#### Data lines ####

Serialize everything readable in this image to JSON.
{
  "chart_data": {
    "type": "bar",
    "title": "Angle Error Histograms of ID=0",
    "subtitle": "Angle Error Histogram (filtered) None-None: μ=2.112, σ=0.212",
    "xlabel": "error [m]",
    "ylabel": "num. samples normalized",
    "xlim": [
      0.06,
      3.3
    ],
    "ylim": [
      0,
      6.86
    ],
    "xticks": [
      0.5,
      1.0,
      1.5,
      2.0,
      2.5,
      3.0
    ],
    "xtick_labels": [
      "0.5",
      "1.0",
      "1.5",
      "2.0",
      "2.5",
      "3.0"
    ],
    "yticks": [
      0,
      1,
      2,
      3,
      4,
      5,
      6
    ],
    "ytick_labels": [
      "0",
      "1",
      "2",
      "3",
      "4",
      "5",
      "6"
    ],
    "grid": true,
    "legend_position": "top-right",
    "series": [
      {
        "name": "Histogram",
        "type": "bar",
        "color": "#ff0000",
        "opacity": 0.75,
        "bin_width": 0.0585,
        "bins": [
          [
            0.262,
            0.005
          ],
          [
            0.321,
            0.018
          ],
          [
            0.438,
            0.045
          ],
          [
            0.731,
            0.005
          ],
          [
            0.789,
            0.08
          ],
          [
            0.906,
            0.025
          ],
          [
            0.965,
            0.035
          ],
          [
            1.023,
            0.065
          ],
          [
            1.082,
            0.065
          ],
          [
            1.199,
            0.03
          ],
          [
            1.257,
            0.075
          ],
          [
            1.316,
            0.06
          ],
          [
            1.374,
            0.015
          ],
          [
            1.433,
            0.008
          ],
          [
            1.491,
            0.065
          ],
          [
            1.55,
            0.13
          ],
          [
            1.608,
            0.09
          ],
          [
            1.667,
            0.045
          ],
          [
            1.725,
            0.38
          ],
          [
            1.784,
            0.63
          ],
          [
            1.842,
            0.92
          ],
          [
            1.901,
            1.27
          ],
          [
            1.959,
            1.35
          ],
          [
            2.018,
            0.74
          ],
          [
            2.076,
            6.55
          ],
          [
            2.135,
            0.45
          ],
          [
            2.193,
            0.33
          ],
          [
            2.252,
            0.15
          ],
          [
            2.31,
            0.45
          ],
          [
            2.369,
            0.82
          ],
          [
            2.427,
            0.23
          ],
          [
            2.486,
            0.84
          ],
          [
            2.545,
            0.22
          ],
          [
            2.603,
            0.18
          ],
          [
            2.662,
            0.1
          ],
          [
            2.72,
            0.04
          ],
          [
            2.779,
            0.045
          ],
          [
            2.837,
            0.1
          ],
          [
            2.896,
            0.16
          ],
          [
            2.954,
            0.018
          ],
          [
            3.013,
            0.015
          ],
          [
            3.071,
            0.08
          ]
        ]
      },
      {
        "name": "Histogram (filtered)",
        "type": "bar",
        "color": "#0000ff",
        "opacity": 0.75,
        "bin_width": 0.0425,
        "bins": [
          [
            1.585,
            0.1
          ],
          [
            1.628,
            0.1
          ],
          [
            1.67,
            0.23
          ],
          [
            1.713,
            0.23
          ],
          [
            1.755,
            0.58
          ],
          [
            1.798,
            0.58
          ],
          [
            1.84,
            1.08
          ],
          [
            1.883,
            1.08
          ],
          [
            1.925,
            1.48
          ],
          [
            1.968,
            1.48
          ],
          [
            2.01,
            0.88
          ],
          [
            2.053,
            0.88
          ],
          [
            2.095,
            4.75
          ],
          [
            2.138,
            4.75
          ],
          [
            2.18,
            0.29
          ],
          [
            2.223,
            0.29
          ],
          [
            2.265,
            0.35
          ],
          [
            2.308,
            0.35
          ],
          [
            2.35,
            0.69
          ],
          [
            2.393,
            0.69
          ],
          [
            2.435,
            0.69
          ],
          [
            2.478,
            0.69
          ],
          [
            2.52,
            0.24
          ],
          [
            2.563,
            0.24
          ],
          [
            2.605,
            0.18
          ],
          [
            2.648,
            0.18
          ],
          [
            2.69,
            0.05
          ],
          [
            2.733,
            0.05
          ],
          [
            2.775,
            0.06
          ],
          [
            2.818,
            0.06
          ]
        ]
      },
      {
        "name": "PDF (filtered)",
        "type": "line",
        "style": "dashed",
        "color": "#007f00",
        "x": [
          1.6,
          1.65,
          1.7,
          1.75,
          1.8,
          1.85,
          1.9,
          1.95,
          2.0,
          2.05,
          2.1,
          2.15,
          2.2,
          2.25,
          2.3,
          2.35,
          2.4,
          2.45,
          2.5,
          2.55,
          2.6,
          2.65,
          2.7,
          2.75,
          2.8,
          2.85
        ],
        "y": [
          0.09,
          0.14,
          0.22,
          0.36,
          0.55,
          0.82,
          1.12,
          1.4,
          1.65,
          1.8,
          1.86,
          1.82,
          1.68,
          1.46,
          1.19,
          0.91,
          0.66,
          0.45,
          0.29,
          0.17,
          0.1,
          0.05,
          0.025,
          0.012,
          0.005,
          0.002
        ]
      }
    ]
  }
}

####

Make a verbatim copy of every entry shown above.

Serialize everything readable in this image to JSON.
{
  "chart_data": {
    "type": "bar",
    "title": "Angle Error Histograms of ID=0",
    "subtitle": "Angle Error Histogram (filtered) None-None: μ=2.112, σ=0.212",
    "xlabel": "error [m]",
    "ylabel": "num. samples normalized",
    "xlim": [
      0.06,
      3.3
    ],
    "ylim": [
      0,
      6.86
    ],
    "xticks": [
      0.5,
      1.0,
      1.5,
      2.0,
      2.5,
      3.0
    ],
    "xtick_labels": [
      "0.5",
      "1.0",
      "1.5",
      "2.0",
      "2.5",
      "3.0"
    ],
    "yticks": [
      0,
      1,
      2,
      3,
      4,
      5,
      6
    ],
    "ytick_labels": [
      "0",
      "1",
      "2",
      "3",
      "4",
      "5",
      "6"
    ],
    "grid": true,
    "legend_position": "top-right",
    "series": [
      {
        "name": "Histogram",
        "type": "bar",
        "color": "#ff0000",
        "opacity": 0.75,
        "bin_width": 0.0585,
        "bins": [
          [
            0.262,
            0.005
          ],
          [
            0.321,
            0.018
          ],
          [
            0.438,
            0.045
          ],
          [
            0.731,
            0.005
          ],
          [
            0.789,
            0.08
          ],
          [
            0.906,
            0.025
          ],
          [
            0.965,
            0.035
          ],
          [
            1.023,
            0.065
          ],
          [
            1.082,
            0.065
          ],
          [
            1.199,
            0.03
          ],
          [
            1.257,
            0.075
          ],
          [
            1.316,
            0.06
          ],
          [
            1.374,
            0.015
          ],
          [
            1.433,
            0.008
          ],
          [
            1.491,
            0.065
          ],
          [
            1.55,
            0.13
          ],
          [
            1.608,
            0.09
          ],
          [
            1.667,
            0.045
          ],
          [
            1.725,
            0.38
          ],
          [
            1.784,
            0.63
          ],
          [
            1.842,
            0.92
          ],
          [
            1.901,
            1.27
          ],
          [
            1.959,
            1.35
          ],
          [
            2.018,
            0.74
          ],
          [
            2.076,
            6.55
          ],
          [
            2.135,
            0.45
          ],
          [
            2.193,
            0.33
          ],
          [
            2.252,
            0.15
          ],
          [
            2.31,
            0.45
          ],
          [
            2.369,
            0.82
          ],
          [
            2.427,
            0.23
          ],
          [
            2.486,
            0.84
          ],
          [
            2.545,
            0.22
          ],
          [
            2.603,
            0.18
          ],
          [
            2.662,
            0.1
          ],
          [
            2.72,
            0.04
          ],
          [
            2.779,
            0.045
          ],
          [
            2.837,
            0.1
          ],
          [
            2.896,
            0.16
          ],
          [
            2.954,
            0.018
          ],
          [
            3.013,
            0.015
          ],
          [
            3.071,
            0.08
          ]
        ]
      },
      {
        "name": "Histogram (filtered)",
        "type": "bar",
        "color": "#0000ff",
        "opacity": 0.75,
        "bin_width": 0.0425,
        "bins": [
          [
            1.585,
            0.1
          ],
          [
            1.628,
            0.1
          ],
          [
            1.67,
            0.23
          ],
          [
            1.713,
            0.23
          ],
          [
            1.755,
            0.58
          ],
          [
            1.798,
            0.58
          ],
          [
            1.84,
            1.08
          ],
          [
            1.883,
            1.08
          ],
          [
            1.925,
            1.48
          ],
          [
            1.968,
            1.48
          ],
          [
            2.01,
            0.88
          ],
          [
            2.053,
            0.88
          ],
          [
            2.095,
            4.75
          ],
          [
            2.138,
            4.75
          ],
          [
            2.18,
            0.29
          ],
          [
            2.223,
            0.29
          ],
          [
            2.265,
            0.35
          ],
          [
            2.308,
            0.35
          ],
          [
            2.35,
            0.69
          ],
          [
            2.393,
            0.69
          ],
          [
            2.435,
            0.69
          ],
          [
            2.478,
            0.69
          ],
          [
            2.52,
            0.24
          ],
          [
            2.563,
            0.24
          ],
          [
            2.605,
            0.18
          ],
          [
            2.648,
            0.18
          ],
          [
            2.69,
            0.05
          ],
          [
            2.733,
            0.05
          ],
          [
            2.775,
            0.06
          ],
          [
            2.818,
            0.06
          ]
        ]
      },
      {
        "name": "PDF (filtered)",
        "type": "line",
        "style": "dashed",
        "color": "#007f00",
        "x": [
          1.6,
          1.65,
          1.7,
          1.75,
          1.8,
          1.85,
          1.9,
          1.95,
          2.0,
          2.05,
          2.1,
          2.15,
          2.2,
          2.25,
          2.3,
          2.35,
          2.4,
          2.45,
          2.5,
          2.55,
          2.6,
          2.65,
          2.7,
          2.75,
          2.8,
          2.85
        ],
        "y": [
          0.09,
          0.14,
          0.22,
          0.36,
          0.55,
          0.82,
          1.12,
          1.4,
          1.65,
          1.8,
          1.86,
          1.82,
          1.68,
          1.46,
          1.19,
          0.91,
          0.66,
          0.45,
          0.29,
          0.17,
          0.1,
          0.05,
          0.025,
          0.012,
          0.005,
          0.002
        ]
      }
    ]
  }
}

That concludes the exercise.